Short task:
Extract every line where the string "myaccount" appears.
== Record set ==
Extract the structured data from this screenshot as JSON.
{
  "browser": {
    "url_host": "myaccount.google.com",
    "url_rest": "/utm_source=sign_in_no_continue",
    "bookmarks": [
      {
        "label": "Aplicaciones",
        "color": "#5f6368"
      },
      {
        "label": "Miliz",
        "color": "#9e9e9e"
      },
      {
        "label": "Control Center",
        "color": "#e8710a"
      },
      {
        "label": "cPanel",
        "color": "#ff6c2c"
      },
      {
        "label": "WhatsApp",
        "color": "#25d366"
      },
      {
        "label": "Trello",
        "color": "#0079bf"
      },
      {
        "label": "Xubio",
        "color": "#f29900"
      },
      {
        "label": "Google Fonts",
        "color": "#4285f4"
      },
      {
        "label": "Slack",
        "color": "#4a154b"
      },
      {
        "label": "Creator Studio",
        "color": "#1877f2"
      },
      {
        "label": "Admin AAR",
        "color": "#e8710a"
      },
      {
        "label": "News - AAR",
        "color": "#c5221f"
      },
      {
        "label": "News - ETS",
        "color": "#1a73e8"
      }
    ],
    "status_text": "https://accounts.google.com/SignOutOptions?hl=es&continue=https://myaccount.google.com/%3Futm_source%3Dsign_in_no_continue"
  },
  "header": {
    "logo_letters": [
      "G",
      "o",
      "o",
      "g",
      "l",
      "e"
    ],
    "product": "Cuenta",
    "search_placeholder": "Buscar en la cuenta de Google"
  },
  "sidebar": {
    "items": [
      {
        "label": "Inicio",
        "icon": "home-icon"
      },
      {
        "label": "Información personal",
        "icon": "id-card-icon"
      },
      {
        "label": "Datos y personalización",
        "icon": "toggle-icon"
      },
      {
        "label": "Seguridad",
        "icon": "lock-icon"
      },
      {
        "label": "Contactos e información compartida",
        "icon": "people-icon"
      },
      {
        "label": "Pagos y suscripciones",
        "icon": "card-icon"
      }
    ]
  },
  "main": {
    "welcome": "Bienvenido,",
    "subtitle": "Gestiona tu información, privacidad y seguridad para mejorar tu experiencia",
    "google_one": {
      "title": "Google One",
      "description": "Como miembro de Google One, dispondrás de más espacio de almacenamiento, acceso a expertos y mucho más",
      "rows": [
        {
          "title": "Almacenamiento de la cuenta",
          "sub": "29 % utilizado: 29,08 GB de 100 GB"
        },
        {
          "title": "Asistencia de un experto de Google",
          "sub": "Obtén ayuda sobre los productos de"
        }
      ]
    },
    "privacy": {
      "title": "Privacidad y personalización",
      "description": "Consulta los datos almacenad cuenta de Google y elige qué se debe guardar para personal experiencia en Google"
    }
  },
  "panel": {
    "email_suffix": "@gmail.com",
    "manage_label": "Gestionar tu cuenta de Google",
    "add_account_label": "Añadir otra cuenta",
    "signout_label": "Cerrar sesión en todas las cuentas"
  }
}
===
Task answer:
    "url_host": "myaccount.google.com",
    "status_text": "https://accounts.google.com/SignOutOptions?hl=es&continue=https://myaccount.google.com/%3Futm_source%3Dsign_in_no_continue"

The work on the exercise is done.